**WRITTEN INSTRUCTION:**
List every line below containing "Choose".

**PROVIDED MATERIAL:**
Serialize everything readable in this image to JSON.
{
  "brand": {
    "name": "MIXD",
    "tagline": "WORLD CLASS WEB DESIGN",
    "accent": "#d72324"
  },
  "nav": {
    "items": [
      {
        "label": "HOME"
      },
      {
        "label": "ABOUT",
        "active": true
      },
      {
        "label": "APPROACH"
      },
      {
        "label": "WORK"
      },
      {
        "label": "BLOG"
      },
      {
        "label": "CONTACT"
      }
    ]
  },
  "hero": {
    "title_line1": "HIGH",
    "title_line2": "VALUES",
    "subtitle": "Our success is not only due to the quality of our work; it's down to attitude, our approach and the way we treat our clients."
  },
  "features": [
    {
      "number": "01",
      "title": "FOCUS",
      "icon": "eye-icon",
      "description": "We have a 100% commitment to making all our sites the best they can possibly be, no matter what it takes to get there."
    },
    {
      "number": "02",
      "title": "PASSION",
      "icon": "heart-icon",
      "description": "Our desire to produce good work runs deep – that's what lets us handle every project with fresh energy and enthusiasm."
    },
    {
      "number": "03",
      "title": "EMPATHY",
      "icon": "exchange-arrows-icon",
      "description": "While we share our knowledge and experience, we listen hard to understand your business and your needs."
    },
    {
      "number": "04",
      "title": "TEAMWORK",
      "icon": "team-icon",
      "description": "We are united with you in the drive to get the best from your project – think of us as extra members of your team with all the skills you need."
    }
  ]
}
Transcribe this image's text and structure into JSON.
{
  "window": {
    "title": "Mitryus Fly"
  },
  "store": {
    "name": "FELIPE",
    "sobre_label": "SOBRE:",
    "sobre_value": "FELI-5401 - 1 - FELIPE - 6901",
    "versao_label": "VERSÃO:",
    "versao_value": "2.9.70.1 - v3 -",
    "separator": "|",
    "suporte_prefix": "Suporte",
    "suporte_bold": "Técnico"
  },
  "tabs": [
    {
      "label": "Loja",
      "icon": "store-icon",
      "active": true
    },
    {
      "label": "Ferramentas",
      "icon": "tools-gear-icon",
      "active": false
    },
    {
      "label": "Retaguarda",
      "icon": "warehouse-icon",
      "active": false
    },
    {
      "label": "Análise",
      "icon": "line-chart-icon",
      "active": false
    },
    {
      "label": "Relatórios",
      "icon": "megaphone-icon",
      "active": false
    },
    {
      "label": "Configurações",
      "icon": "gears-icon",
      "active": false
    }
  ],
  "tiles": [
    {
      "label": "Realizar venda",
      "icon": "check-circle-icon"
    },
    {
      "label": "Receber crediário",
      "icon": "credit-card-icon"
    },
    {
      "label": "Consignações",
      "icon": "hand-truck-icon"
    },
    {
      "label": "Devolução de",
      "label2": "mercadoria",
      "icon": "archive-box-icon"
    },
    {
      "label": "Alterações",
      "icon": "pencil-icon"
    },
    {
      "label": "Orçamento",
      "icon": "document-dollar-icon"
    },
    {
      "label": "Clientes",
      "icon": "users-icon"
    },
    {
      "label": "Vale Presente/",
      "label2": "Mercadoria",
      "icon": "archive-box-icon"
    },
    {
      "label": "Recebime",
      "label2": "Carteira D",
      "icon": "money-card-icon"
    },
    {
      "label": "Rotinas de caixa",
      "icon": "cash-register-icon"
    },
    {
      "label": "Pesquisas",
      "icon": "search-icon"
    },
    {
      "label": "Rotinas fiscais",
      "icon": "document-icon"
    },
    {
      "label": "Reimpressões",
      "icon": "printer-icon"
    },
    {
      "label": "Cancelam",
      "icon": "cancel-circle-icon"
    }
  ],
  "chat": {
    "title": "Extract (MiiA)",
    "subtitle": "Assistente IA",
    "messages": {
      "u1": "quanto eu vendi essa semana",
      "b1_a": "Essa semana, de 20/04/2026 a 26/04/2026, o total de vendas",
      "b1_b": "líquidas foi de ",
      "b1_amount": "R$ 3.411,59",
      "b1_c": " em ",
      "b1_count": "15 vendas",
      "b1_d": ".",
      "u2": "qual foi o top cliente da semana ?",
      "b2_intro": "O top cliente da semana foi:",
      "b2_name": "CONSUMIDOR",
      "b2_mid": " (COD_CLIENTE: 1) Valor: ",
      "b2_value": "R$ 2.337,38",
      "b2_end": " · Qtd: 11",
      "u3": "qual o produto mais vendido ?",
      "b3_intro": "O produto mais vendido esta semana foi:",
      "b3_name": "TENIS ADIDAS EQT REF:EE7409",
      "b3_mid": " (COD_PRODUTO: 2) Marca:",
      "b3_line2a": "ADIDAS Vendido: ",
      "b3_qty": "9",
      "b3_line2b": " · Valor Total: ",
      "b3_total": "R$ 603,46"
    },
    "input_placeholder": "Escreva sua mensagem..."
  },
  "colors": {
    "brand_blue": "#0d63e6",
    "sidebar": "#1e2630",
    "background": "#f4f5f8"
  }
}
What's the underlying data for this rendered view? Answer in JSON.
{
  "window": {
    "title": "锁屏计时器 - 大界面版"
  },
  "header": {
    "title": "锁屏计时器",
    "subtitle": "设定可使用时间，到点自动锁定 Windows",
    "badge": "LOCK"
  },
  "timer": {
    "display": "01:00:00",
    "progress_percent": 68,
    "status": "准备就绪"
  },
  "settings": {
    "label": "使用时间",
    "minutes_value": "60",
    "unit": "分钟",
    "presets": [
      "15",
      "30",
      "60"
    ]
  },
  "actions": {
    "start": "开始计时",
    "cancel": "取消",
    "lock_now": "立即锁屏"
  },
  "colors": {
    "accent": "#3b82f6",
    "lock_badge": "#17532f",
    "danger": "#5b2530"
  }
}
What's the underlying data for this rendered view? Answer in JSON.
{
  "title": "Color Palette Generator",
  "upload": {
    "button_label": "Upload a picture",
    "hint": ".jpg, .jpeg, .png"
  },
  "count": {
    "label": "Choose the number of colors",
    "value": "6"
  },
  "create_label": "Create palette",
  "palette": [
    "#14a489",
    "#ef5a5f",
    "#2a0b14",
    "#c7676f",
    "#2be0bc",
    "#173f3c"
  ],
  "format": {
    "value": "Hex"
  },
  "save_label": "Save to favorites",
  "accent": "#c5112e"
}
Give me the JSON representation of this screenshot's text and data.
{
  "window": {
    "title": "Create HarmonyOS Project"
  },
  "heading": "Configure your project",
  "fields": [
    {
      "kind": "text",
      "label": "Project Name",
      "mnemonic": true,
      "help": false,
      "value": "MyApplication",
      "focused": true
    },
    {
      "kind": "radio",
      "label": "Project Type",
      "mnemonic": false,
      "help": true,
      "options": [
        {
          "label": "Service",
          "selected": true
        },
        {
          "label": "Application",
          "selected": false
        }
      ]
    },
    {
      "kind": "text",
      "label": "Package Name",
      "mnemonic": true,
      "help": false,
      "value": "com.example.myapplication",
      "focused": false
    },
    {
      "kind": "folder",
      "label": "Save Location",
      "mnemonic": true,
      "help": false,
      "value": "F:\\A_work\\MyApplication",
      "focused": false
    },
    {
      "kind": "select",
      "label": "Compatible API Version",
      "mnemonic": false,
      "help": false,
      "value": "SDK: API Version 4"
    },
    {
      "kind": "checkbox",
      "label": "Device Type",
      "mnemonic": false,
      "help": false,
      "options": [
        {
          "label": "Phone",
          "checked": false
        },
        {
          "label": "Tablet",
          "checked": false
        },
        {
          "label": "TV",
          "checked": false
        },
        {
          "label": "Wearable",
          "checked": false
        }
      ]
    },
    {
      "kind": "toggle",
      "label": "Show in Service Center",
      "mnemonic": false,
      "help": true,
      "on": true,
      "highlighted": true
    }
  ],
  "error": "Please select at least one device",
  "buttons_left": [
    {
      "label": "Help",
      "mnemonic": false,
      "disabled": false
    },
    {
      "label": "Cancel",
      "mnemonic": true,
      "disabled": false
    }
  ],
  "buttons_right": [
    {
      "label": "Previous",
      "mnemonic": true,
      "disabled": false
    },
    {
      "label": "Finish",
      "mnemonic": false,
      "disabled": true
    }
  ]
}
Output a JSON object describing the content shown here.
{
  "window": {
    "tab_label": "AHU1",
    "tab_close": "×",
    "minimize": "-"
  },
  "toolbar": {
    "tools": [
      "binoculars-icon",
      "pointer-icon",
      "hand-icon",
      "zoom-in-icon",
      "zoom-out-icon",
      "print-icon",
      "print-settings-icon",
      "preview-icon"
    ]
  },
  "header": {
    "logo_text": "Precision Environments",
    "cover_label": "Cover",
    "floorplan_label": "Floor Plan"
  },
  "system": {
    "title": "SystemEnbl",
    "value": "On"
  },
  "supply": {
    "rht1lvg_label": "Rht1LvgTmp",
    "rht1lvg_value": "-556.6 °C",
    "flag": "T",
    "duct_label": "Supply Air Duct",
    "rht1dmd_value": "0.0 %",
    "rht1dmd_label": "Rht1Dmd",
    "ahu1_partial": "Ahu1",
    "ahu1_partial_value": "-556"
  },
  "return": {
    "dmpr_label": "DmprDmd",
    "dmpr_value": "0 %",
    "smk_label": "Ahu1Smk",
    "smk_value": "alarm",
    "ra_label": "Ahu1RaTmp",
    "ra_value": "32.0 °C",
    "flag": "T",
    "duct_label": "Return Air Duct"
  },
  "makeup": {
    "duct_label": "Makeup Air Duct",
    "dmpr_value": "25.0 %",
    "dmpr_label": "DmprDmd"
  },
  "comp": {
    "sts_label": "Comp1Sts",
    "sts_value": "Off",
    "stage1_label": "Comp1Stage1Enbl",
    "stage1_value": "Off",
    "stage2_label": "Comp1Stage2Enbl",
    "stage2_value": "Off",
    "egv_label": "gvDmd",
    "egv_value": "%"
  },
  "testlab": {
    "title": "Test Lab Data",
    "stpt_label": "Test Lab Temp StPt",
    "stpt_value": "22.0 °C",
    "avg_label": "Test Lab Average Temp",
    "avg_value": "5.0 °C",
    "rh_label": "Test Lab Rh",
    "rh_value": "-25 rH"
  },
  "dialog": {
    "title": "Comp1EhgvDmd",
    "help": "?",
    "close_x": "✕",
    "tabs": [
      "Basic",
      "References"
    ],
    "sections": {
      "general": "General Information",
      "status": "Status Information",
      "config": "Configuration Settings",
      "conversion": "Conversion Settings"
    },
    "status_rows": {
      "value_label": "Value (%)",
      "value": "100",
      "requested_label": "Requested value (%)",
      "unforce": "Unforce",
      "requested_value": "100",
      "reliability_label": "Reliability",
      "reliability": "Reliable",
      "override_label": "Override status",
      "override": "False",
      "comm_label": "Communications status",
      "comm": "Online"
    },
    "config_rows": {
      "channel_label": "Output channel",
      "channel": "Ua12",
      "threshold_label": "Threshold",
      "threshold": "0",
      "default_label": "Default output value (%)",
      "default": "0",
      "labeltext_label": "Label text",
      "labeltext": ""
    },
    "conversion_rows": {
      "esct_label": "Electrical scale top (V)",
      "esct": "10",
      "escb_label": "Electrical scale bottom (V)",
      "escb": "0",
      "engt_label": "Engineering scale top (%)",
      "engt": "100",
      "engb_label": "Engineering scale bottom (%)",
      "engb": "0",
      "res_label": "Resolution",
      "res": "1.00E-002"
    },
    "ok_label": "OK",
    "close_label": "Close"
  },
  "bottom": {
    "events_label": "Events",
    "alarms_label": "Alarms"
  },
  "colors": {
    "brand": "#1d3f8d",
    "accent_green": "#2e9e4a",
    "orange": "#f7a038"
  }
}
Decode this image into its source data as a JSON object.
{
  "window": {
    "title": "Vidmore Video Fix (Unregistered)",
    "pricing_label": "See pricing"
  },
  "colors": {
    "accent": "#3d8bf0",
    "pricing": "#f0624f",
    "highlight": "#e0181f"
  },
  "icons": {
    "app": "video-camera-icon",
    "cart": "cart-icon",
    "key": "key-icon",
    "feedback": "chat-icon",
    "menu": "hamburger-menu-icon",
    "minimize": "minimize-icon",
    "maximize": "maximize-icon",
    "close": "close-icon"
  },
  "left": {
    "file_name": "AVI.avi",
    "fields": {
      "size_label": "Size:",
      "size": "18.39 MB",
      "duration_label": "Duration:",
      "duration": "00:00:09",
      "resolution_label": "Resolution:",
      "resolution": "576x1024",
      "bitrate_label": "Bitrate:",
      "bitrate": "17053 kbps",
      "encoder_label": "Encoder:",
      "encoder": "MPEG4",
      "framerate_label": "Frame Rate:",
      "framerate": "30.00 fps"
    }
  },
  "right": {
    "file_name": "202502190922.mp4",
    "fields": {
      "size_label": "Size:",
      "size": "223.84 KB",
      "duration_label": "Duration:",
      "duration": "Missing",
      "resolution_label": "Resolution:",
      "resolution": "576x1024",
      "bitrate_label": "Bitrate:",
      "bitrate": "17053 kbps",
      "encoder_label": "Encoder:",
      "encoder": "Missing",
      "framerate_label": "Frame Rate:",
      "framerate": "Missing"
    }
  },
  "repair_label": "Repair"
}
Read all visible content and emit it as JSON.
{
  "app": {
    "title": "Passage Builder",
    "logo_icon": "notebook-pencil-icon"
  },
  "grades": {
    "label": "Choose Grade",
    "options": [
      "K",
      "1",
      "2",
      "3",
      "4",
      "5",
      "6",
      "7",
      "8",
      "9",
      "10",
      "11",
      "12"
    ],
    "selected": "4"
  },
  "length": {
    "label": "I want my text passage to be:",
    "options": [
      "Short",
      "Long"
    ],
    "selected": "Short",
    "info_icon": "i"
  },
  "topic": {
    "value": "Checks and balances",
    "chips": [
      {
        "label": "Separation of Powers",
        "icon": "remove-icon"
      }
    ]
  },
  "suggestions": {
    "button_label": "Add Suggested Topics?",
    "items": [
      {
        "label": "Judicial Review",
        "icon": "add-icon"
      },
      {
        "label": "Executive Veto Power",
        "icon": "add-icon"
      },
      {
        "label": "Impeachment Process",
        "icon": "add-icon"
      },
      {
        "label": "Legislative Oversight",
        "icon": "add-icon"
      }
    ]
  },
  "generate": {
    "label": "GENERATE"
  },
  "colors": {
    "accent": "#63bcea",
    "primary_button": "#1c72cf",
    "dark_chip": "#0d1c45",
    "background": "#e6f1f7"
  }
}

**WRITTEN ANSWER:**
    "label": "Choose the number of colors",
    "label": "Choose Grade",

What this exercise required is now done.